** Document segment follows **

Subversive suburbia : L’effondrement du mythe de la banlieue résidentielle dans les séries américaines

oleh: Gérald Billard, Arnaud Brennetot, Bertrand Pleven, Amandine Prié, Donna Spalding Andréolle

Format: Article
Diterbitkan: Groupe de Recherche Identités et Cultures 2012-11-01

Deskripsi

This text draws upon the comments exchanged during the round table lead by five authors during the Grand Public evening event of the conference “Les séries télévisées dans le monde [Televised Series in the World]” (Le Havre, June 15th, 2011). New American TV series offer an increasingly depreciated view of residential suburbs, translating into an inversion of the collective esteem of these emblematic places of the American Way of Life. This reversal is visible through multiple conflicts, tensions, and deviations that suburban characters from TV series are confronted with today. In the image of Wisteria Lane, where the smart rows of houses, well-kept alleys, and impeccable lawns hardly dissimulate masses of betrayals and murders of all sorts, the suburb has transformed into a theater of illusions, inhabited by people with tormented destinies or perverted personalities: from the chemistry teacher forced to cook amphetamines to pay for his chemotherapy (Breaking Bad, AMC, 2008–) to the mother who sells marijuana (Weeds, Showtime, 2005–2012), or the Hells Angels tossed back and forth between arms trafficking and family life (Sons of Anarchy, FX, 2008–), from polygamous subdivisions (Big Love, HBO, 2006–2011) to the golden prison of an abandoned housewife (Mad Men, AMC, 2007–), the peaceful and idyllic image of the suburb seems more degenerated than ever, letting show through the moral failure of a society led astray by a residential normalcy that is just as contrived as illusory.

** End of Document segment **

• Problem to solve
Answer these questions using the text on suburbia in American TV series.
(a) Which group published it, and on what date?
(b) Which series features the mother who sells marijuana, and on which network did it air?
(c) In what city and on what date was the round table held?

** Data for analysis follows **

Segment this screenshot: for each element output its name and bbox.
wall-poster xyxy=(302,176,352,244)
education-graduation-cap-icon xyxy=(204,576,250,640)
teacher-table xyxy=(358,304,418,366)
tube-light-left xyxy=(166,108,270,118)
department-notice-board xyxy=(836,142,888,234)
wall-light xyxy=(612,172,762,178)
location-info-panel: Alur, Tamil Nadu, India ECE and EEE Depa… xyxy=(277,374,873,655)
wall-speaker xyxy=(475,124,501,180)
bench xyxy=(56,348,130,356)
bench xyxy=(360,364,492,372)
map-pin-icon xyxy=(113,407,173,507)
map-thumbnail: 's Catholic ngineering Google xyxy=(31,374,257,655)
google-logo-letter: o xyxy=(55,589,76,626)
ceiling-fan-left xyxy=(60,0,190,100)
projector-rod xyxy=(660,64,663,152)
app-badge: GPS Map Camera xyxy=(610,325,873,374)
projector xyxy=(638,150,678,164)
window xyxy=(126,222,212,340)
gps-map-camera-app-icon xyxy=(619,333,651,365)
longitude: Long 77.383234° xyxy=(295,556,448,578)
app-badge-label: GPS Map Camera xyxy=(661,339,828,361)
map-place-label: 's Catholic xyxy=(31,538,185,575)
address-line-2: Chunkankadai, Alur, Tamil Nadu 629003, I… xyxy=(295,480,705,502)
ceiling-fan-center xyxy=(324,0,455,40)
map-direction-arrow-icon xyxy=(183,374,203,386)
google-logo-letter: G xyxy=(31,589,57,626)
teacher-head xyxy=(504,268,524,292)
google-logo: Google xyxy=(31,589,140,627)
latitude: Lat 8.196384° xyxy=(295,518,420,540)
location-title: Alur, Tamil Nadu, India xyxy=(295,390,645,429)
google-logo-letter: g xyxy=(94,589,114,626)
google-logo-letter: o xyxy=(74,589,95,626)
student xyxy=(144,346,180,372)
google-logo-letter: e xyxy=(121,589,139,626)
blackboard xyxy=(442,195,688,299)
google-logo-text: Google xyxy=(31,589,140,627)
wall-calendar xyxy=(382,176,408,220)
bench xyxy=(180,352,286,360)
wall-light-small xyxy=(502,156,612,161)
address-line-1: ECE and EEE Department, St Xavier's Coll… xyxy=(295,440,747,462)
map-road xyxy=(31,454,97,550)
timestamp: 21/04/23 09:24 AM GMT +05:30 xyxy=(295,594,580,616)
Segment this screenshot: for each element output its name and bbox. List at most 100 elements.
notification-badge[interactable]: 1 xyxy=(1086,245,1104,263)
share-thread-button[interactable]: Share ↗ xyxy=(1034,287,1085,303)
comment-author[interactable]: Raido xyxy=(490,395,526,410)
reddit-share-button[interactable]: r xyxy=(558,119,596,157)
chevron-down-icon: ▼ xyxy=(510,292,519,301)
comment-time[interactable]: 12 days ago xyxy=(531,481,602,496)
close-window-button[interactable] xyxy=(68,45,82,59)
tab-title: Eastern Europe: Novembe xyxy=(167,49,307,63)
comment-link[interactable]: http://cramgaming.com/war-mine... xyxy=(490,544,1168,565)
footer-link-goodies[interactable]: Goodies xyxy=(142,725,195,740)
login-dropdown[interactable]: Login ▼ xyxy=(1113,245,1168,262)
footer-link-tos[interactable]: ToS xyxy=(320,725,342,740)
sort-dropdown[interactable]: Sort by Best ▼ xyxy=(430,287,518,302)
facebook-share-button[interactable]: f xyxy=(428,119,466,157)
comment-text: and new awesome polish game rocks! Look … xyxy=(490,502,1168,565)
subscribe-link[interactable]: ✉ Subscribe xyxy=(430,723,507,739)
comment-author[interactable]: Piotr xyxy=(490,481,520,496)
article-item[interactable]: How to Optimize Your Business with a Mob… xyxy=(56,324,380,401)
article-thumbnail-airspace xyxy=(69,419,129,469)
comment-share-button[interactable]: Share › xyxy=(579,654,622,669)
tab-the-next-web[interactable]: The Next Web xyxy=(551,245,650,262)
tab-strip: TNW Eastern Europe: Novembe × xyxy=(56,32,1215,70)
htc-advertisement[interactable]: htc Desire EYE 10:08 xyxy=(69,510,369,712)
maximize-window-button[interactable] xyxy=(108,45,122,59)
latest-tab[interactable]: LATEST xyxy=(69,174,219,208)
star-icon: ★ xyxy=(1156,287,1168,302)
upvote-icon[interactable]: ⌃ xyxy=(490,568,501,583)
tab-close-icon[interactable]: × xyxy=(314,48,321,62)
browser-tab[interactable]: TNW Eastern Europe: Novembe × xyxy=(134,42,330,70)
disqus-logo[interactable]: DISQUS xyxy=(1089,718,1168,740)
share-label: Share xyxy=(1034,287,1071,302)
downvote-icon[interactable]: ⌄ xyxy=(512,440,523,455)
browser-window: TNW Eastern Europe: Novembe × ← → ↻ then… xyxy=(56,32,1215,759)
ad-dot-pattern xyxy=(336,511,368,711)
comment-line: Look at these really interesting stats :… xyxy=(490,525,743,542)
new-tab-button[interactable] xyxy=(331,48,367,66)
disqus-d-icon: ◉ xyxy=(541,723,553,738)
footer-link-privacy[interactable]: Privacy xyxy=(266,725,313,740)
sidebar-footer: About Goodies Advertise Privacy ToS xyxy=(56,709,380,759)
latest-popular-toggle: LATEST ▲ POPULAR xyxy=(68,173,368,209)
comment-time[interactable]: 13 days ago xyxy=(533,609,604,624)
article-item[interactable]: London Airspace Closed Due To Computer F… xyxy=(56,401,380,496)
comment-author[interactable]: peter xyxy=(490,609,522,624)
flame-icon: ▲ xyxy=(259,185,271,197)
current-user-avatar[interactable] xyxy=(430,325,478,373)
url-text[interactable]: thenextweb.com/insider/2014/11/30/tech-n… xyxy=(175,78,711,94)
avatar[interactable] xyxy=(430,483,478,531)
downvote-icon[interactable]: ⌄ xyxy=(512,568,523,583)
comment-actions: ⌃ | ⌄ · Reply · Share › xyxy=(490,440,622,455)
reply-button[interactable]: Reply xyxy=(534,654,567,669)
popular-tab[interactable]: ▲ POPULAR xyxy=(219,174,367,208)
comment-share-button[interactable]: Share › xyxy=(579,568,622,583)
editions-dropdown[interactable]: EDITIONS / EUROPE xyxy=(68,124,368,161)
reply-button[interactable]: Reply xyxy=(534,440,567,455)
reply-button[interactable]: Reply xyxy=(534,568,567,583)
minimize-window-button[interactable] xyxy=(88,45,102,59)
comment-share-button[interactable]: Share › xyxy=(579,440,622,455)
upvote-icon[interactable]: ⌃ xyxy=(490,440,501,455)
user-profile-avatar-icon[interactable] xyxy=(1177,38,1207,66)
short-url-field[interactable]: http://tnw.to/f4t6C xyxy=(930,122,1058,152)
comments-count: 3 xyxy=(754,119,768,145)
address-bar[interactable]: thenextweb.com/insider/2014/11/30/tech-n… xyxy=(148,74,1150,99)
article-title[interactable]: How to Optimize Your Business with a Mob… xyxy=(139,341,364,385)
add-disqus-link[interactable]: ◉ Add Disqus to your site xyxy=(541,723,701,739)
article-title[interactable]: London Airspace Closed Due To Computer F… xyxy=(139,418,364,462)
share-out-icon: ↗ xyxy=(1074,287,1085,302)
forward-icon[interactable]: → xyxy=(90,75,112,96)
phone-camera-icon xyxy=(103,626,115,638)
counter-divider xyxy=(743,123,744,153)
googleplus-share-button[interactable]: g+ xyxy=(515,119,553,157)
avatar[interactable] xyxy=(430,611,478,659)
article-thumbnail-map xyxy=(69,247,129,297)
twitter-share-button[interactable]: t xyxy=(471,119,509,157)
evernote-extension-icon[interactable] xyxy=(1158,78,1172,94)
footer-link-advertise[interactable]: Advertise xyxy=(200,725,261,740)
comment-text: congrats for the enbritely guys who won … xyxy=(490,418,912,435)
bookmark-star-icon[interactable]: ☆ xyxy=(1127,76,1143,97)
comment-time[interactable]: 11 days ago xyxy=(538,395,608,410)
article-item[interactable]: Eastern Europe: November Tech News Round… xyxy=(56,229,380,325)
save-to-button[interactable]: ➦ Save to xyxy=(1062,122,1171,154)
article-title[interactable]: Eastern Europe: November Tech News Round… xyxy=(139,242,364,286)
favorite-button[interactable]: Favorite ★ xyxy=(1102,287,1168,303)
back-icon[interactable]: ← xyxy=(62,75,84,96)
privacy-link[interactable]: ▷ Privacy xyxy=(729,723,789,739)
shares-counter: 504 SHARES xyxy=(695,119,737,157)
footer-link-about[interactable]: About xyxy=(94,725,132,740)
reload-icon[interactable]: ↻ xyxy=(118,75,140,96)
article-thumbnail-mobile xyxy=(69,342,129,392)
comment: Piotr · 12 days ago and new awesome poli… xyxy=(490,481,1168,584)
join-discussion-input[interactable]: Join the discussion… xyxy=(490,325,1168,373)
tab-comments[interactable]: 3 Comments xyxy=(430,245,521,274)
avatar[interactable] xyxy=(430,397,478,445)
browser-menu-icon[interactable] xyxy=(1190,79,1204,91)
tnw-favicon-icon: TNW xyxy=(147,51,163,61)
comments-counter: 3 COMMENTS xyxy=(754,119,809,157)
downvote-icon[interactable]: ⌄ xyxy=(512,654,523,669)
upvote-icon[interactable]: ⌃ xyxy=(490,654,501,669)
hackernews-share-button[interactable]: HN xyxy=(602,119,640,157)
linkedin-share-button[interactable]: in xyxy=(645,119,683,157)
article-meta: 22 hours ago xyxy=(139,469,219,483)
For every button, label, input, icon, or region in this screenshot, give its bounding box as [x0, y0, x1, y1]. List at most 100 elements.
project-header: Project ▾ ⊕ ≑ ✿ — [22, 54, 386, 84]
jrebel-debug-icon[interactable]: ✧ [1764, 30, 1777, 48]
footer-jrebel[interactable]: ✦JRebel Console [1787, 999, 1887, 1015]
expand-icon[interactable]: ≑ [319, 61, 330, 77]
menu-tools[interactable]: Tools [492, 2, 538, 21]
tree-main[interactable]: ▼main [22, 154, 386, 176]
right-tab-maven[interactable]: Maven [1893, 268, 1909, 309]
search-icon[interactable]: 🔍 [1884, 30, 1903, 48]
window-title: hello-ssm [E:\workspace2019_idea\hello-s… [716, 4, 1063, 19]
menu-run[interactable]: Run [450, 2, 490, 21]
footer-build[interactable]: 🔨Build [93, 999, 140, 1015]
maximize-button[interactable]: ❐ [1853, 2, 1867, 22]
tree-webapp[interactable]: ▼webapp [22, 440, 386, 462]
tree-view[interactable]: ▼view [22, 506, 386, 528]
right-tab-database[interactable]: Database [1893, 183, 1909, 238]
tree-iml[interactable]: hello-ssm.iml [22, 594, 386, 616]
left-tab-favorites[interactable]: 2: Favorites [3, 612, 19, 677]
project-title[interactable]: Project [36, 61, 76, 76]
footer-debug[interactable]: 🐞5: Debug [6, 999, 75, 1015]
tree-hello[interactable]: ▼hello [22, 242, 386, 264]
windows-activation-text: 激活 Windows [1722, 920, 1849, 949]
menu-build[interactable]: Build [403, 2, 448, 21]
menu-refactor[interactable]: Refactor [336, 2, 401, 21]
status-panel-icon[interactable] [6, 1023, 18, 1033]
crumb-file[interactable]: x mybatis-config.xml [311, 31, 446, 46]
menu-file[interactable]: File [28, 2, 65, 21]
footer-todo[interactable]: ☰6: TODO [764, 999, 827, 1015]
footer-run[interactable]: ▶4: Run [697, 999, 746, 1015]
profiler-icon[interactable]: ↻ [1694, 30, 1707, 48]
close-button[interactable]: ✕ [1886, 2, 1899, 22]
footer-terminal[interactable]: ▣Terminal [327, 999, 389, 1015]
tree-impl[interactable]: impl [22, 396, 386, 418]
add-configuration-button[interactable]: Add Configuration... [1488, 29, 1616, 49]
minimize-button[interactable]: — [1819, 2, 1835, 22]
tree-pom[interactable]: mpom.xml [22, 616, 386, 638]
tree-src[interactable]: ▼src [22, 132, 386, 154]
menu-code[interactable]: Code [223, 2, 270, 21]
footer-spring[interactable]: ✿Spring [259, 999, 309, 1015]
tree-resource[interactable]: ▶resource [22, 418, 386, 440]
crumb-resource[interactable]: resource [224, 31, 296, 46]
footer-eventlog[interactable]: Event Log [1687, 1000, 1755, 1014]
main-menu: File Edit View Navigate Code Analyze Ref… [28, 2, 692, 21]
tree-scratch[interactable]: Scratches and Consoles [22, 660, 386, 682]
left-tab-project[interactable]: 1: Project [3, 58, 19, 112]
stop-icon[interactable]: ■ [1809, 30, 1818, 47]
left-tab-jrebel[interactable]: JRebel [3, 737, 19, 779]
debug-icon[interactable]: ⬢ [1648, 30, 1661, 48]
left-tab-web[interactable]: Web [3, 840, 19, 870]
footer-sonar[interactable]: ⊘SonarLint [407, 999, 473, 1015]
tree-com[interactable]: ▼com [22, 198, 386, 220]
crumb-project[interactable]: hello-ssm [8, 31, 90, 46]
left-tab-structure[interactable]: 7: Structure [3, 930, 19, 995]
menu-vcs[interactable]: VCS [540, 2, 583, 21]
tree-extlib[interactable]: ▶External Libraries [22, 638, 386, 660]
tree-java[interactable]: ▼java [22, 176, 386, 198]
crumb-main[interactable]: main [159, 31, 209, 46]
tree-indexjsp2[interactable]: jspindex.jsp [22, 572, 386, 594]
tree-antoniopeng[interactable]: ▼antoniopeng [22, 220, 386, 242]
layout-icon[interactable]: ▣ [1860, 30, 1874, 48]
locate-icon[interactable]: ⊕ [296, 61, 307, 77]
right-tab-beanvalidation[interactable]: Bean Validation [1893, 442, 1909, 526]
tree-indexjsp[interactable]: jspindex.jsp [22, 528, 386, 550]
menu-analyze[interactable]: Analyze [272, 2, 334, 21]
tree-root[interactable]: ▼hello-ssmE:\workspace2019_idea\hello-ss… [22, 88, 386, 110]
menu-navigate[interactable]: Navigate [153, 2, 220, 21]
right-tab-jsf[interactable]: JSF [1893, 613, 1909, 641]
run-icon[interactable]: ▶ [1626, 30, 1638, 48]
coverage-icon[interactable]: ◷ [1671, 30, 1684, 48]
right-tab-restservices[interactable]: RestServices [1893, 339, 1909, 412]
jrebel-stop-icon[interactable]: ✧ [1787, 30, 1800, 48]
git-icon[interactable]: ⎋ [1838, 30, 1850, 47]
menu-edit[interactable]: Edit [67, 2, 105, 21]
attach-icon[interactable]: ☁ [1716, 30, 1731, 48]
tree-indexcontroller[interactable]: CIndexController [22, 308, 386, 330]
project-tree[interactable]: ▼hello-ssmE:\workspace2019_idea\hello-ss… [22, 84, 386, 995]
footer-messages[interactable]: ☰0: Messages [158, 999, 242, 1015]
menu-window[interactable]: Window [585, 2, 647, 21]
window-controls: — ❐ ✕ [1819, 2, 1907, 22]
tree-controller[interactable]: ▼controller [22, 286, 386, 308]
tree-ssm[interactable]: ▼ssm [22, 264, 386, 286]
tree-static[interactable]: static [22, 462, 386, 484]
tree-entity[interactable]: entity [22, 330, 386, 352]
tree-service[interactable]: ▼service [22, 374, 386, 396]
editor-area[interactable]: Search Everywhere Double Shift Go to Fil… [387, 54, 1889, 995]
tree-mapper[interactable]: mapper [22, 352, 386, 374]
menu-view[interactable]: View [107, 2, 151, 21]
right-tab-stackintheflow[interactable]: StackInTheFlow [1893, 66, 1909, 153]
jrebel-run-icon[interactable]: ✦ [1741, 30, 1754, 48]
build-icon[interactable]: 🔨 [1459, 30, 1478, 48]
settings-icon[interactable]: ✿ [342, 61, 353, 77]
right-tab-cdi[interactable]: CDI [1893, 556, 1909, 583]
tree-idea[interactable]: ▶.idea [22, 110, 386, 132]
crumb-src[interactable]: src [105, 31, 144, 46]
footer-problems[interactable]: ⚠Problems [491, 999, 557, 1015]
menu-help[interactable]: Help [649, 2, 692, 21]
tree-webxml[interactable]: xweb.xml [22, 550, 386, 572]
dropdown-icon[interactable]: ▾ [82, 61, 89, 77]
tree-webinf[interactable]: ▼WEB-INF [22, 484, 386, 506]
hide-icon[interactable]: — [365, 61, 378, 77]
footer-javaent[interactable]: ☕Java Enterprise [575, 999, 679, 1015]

** End of Data for analysis **

• Response box
(a) Groupe de Recherche Identités et Cultures, on 2012-11-01.
(b) Weeds, on Showtime (2005–2012).
(c) Le Havre, on June 15th, 2011.